# [Set problem]
Convert the data below into a JSON list of strings, one string per line, omitting blank lines and the picture.

# [Input material]
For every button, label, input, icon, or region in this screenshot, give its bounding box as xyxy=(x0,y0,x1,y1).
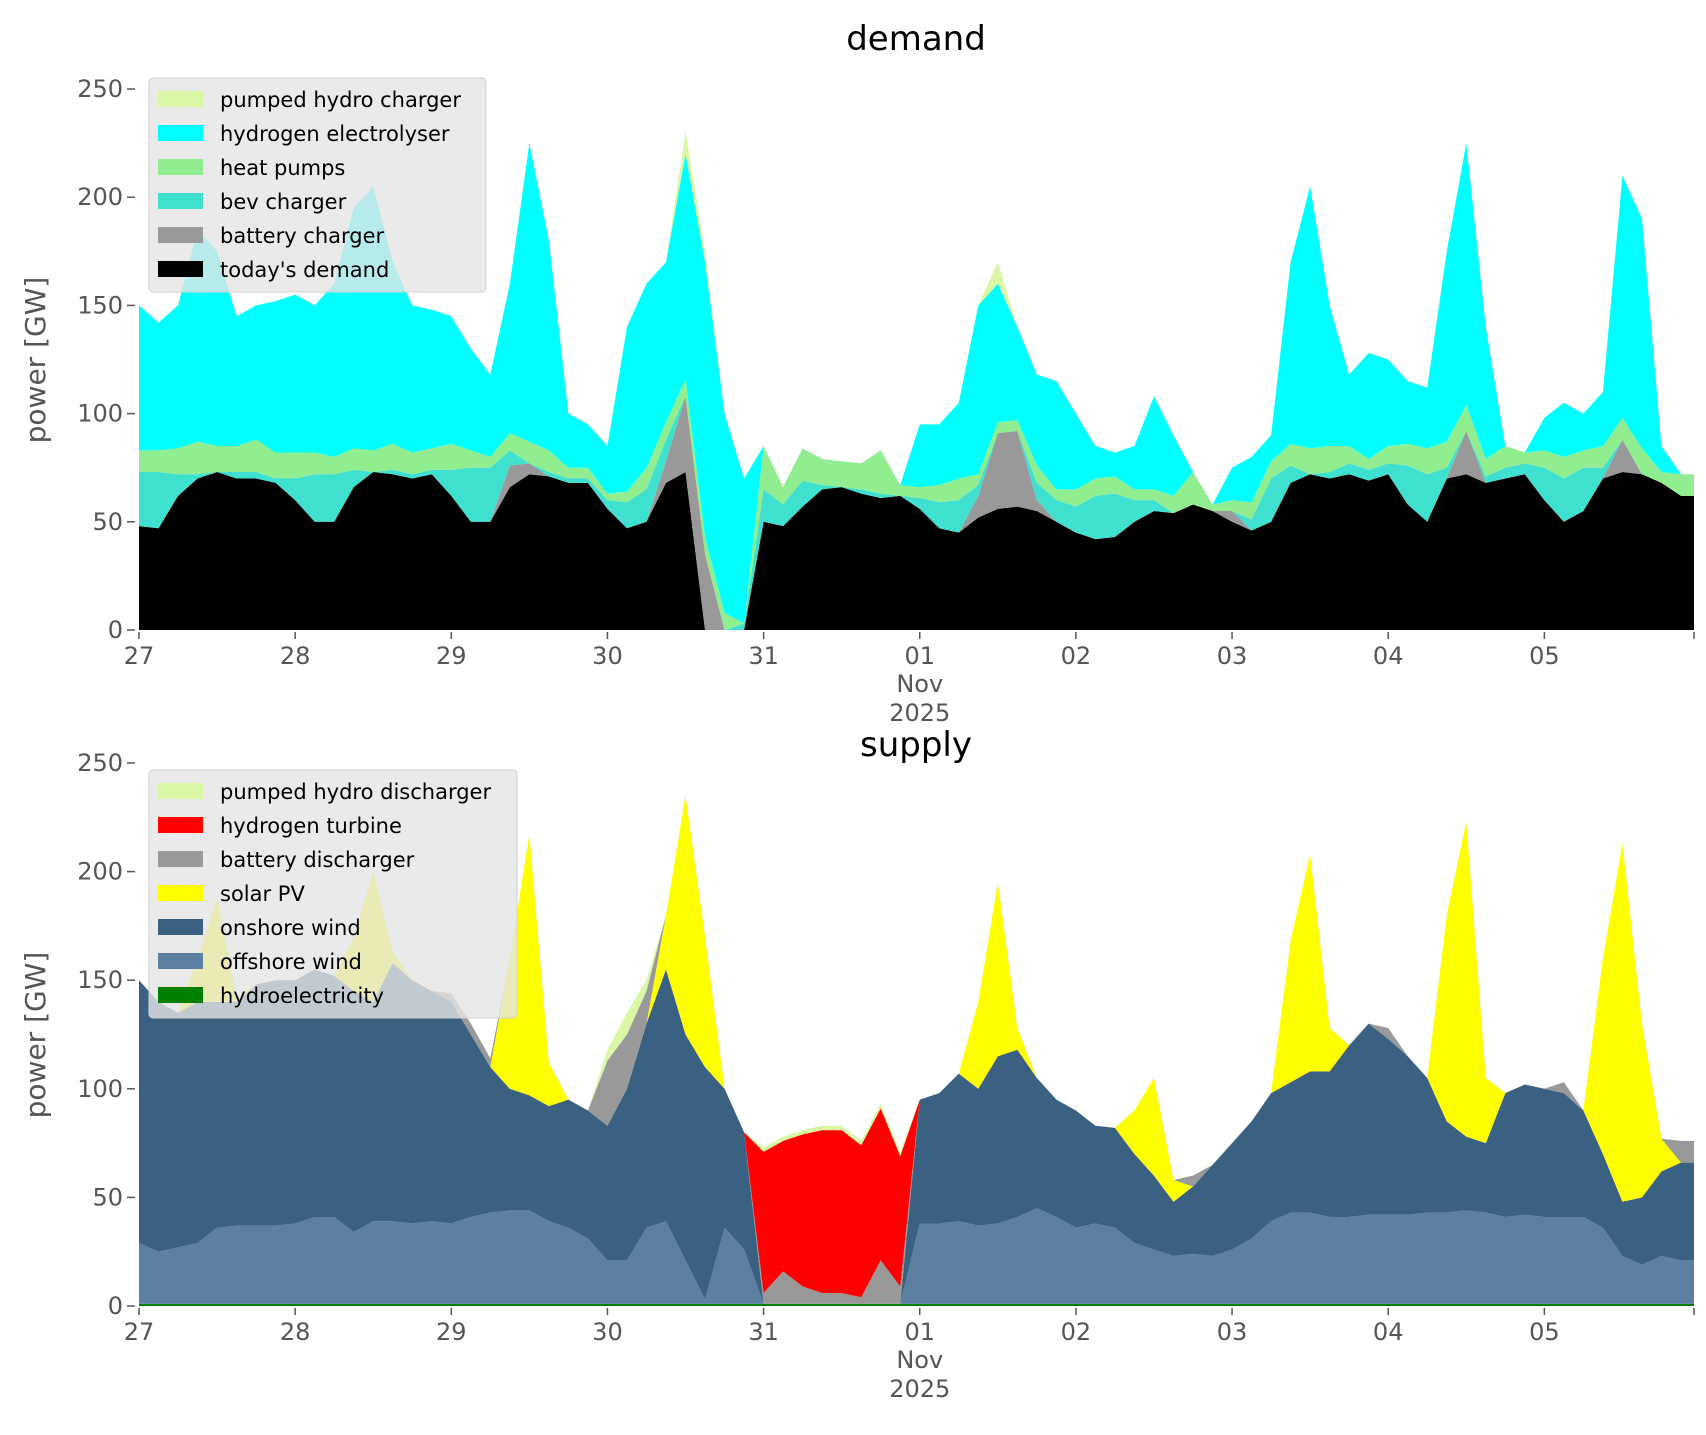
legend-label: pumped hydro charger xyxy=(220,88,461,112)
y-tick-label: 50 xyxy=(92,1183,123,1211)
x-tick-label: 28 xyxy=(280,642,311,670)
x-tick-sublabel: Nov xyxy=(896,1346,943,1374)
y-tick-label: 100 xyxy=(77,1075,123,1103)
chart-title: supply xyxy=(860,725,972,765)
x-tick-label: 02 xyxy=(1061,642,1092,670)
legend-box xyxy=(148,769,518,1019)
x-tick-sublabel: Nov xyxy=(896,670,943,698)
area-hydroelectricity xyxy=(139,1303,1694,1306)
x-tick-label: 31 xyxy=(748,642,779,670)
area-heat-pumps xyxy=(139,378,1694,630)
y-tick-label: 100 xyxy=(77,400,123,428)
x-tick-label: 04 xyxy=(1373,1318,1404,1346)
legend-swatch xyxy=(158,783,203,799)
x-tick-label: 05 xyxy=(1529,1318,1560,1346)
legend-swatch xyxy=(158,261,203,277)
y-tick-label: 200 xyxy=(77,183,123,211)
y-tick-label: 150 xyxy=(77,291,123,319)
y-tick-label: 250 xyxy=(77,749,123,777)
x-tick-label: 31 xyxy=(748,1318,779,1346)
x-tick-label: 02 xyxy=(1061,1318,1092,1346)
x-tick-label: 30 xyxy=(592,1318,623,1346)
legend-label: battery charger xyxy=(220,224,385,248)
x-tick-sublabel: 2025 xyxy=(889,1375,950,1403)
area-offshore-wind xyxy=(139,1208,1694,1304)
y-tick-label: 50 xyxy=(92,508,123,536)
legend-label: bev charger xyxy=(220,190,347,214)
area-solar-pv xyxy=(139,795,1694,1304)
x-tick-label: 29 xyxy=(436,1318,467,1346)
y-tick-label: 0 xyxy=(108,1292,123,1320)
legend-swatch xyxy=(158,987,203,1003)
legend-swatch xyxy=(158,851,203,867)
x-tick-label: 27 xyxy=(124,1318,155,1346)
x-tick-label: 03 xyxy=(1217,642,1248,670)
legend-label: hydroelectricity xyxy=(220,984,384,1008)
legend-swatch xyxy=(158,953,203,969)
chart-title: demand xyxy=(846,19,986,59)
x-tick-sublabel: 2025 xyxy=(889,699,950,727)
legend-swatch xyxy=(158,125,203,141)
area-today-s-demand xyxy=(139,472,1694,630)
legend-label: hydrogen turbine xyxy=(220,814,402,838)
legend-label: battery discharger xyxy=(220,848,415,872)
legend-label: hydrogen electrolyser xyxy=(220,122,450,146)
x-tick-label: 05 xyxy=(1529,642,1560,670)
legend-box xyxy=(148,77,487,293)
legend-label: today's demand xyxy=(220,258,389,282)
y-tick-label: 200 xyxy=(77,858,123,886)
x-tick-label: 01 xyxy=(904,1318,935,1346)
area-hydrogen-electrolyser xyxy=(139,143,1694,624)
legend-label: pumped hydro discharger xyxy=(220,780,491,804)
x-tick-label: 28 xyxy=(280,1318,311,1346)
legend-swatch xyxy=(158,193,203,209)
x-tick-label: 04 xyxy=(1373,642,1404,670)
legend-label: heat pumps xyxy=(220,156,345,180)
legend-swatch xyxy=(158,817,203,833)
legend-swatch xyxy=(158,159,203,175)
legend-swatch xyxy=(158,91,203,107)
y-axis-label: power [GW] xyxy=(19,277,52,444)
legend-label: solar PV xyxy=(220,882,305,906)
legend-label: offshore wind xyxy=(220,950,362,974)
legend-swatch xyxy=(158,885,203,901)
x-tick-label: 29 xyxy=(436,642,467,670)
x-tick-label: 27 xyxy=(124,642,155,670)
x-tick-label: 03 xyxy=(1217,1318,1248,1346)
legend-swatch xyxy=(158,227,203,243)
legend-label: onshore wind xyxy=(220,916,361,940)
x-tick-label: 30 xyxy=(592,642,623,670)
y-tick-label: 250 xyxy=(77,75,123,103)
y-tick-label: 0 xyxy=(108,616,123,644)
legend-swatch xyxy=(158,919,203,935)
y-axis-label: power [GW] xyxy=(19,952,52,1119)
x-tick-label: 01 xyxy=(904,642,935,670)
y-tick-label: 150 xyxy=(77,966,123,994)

# [Result for this exercise]
[
  "For every button, label, input, icon, or region in this screenshot, give its bounding box as xyxy=(x0,y0,x1,y1).",
  "legend-label: pumped hydro charger xyxy=(220,88,461,112)",
  "y-tick-label: 50 xyxy=(92,1183,123,1211)",
  "x-tick-label: 28 xyxy=(280,642,311,670)",
  "x-tick-sublabel: Nov xyxy=(896,1346,943,1374)",
  "y-tick-label: 100 xyxy=(77,1075,123,1103)",
  "chart-title: supply xyxy=(860,725,972,765)",
  "x-tick-label: 02 xyxy=(1061,642,1092,670)",
  "legend-box xyxy=(148,769,518,1019)",
  "x-tick-sublabel: Nov xyxy=(896,670,943,698)",
  "area-hydroelectricity xyxy=(139,1303,1694,1306)",
  "x-tick-label: 31 xyxy=(748,642,779,670)",
  "area-heat-pumps xyxy=(139,378,1694,630)",
  "y-tick-label: 100 xyxy=(77,400,123,428)",
  "x-tick-label: 04 xyxy=(1373,1318,1404,1346)",
  "legend-swatch xyxy=(158,783,203,799)",
  "x-tick-label: 05 xyxy=(1529,1318,1560,1346)",
  "legend-swatch xyxy=(158,261,203,277)",
  "y-tick-label: 200 xyxy=(77,183,123,211)",
  "y-tick-label: 150 xyxy=(77,291,123,319)",
  "y-tick-label: 250 xyxy=(77,749,123,777)",
  "x-tick-label: 31 xyxy=(748,1318,779,1346)",
  "x-tick-label: 02 xyxy=(1061,1318,1092,1346)",
  "x-tick-label: 30 xyxy=(592,1318,623,1346)",
  "legend-label: battery charger xyxy=(220,224,385,248)",
  "x-tick-sublabel: 2025 xyxy=(889,1375,950,1403)",
  "area-offshore-wind xyxy=(139,1208,1694,1304)",
  "y-tick-label: 50 xyxy=(92,508,123,536)",
  "legend-label: bev charger xyxy=(220,190,347,214)",
  "area-solar-pv xyxy=(139,795,1694,1304)",
  "x-tick-label: 29 xyxy=(436,1318,467,1346)",
  "y-tick-label: 0 xyxy=(108,1292,123,1320)",
  "legend-swatch xyxy=(158,987,203,1003)",
  "legend-swatch xyxy=(158,851,203,867)",
  "x-tick-label: 27 xyxy=(124,1318,155,1346)",
  "x-tick-label: 03 xyxy=(1217,642,1248,670)",
  "legend-label: hydroelectricity xyxy=(220,984,384,1008)",
  "legend-swatch xyxy=(158,953,203,969)",
  "chart-title: demand xyxy=(846,19,986,59)",
  "x-tick-sublabel: 2025 xyxy=(889,699,950,727)",
  "legend-swatch xyxy=(158,125,203,141)",
  "area-today-s-demand xyxy=(139,472,1694,630)",
  "legend-label: hydrogen turbine xyxy=(220,814,402,838)",
  "legend-label: battery discharger xyxy=(220,848,415,872)",
  "legend-label: hydrogen electrolyser xyxy=(220,122,450,146)",
  "x-tick-label: 05 xyxy=(1529,642,1560,670)",
  "legend-box xyxy=(148,77,487,293)",
  "legend-label: today's demand xyxy=(220,258,389,282)",
  "y-tick-label: 200 xyxy=(77,858,123,886)",
  "x-tick-label: 01 xyxy=(904,1318,935,1346)",
  "area-hydrogen-electrolyser xyxy=(139,143,1694,624)",
  "legend-label: pumped hydro discharger xyxy=(220,780,491,804)",
  "x-tick-label: 28 xyxy=(280,1318,311,1346)",
  "legend-swatch xyxy=(158,193,203,209)",
  "x-tick-label: 04 xyxy=(1373,642,1404,670)",
  "legend-label: heat pumps xyxy=(220,156,345,180)",
  "legend-swatch xyxy=(158,817,203,833)",
  "legend-swatch xyxy=(158,159,203,175)",
  "legend-swatch xyxy=(158,91,203,107)",
  "y-axis-label: power [GW] xyxy=(19,277,52,444)",
  "legend-label: solar PV xyxy=(220,882,305,906)",
  "legend-label: offshore wind xyxy=(220,950,362,974)",
  "legend-swatch xyxy=(158,885,203,901)",
  "x-tick-label: 29 xyxy=(436,642,467,670)",
  "x-tick-label: 27 xyxy=(124,642,155,670)",
  "x-tick-label: 03 xyxy=(1217,1318,1248,1346)",
  "legend-swatch xyxy=(158,227,203,243)",
  "legend-label: onshore wind xyxy=(220,916,361,940)",
  "x-tick-label: 30 xyxy=(592,642,623,670)",
  "y-tick-label: 250 xyxy=(77,75,123,103)",
  "y-tick-label: 0 xyxy=(108,616,123,644)",
  "legend-swatch xyxy=(158,919,203,935)",
  "y-axis-label: power [GW] xyxy=(19,952,52,1119)",
  "x-tick-label: 01 xyxy=(904,642,935,670)",
  "y-tick-label: 150 xyxy=(77,966,123,994)"
]